- _Aim_
Quote the lines below word for word, leaving out the pictures.
[BEGIN Extracted material]
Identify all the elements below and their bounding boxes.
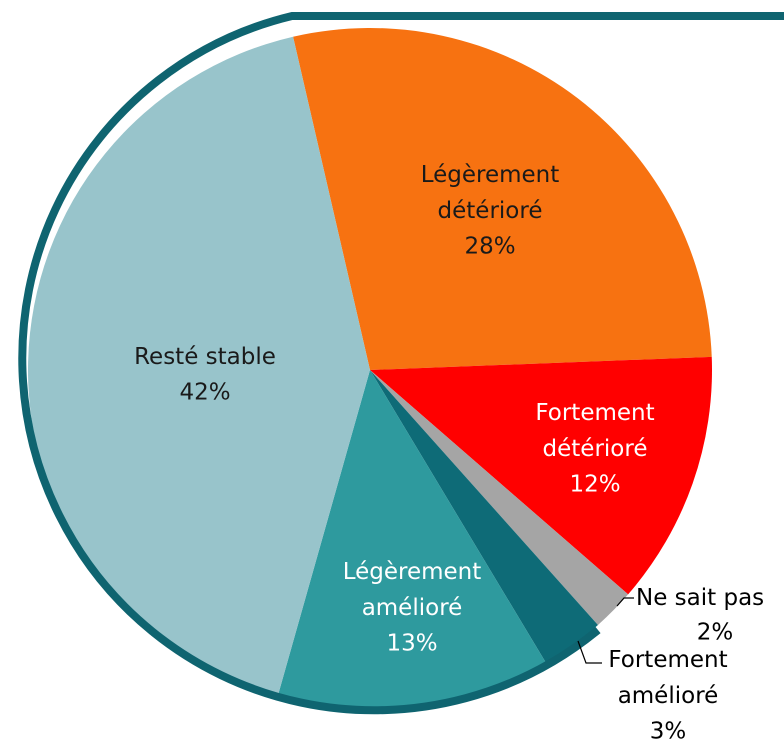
slice-label: Légèrement détérioré [421, 162, 560, 224]
pie-slice [27, 36, 370, 700]
slice-label: Ne sait pas [636, 585, 764, 611]
value-label: 3% [650, 719, 687, 739]
pie-slice [293, 27, 712, 370]
pie-slice [370, 370, 629, 625]
leader-line [616, 597, 634, 607]
pie-slice [370, 370, 598, 664]
slice-label: Fortement amélioré [608, 647, 727, 709]
value-label: 28% [464, 234, 515, 260]
value-label: 12% [569, 472, 620, 498]
slice-label: Légèrement amélioré [343, 559, 482, 621]
slice-label: Fortement détérioré [535, 400, 654, 462]
value-label: 42% [179, 380, 230, 406]
decorative-outline [18, 12, 784, 715]
value-label: 13% [386, 631, 437, 657]
pie-slice [370, 356, 712, 595]
value-label: 2% [697, 620, 734, 646]
leader-line [577, 640, 602, 664]
pie-slice [276, 370, 547, 712]
pie [27, 27, 712, 712]
slice-label: Resté stable [134, 344, 276, 370]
[END Extracted material]
- _Output for this task_
Identify all the elements below and their bounding boxes.
slice-label: Légèrement détérioré [421, 162, 560, 224]
pie-slice [27, 36, 370, 700]
slice-label: Ne sait pas [636, 585, 764, 611]
value-label: 3% [650, 719, 687, 739]
pie-slice [293, 27, 712, 370]
pie-slice [370, 370, 629, 625]
leader-line [616, 597, 634, 607]
pie-slice [370, 370, 598, 664]
slice-label: Fortement amélioré [608, 647, 727, 709]
value-label: 28% [464, 234, 515, 260]
value-label: 12% [569, 472, 620, 498]
slice-label: Légèrement amélioré [343, 559, 482, 621]
slice-label: Fortement détérioré [535, 400, 654, 462]
value-label: 42% [179, 380, 230, 406]
decorative-outline [18, 12, 784, 715]
value-label: 13% [386, 631, 437, 657]
pie-slice [370, 356, 712, 595]
value-label: 2% [697, 620, 734, 646]
leader-line [577, 640, 602, 664]
pie-slice [276, 370, 547, 712]
pie [27, 27, 712, 712]
slice-label: Resté stable [134, 344, 276, 370]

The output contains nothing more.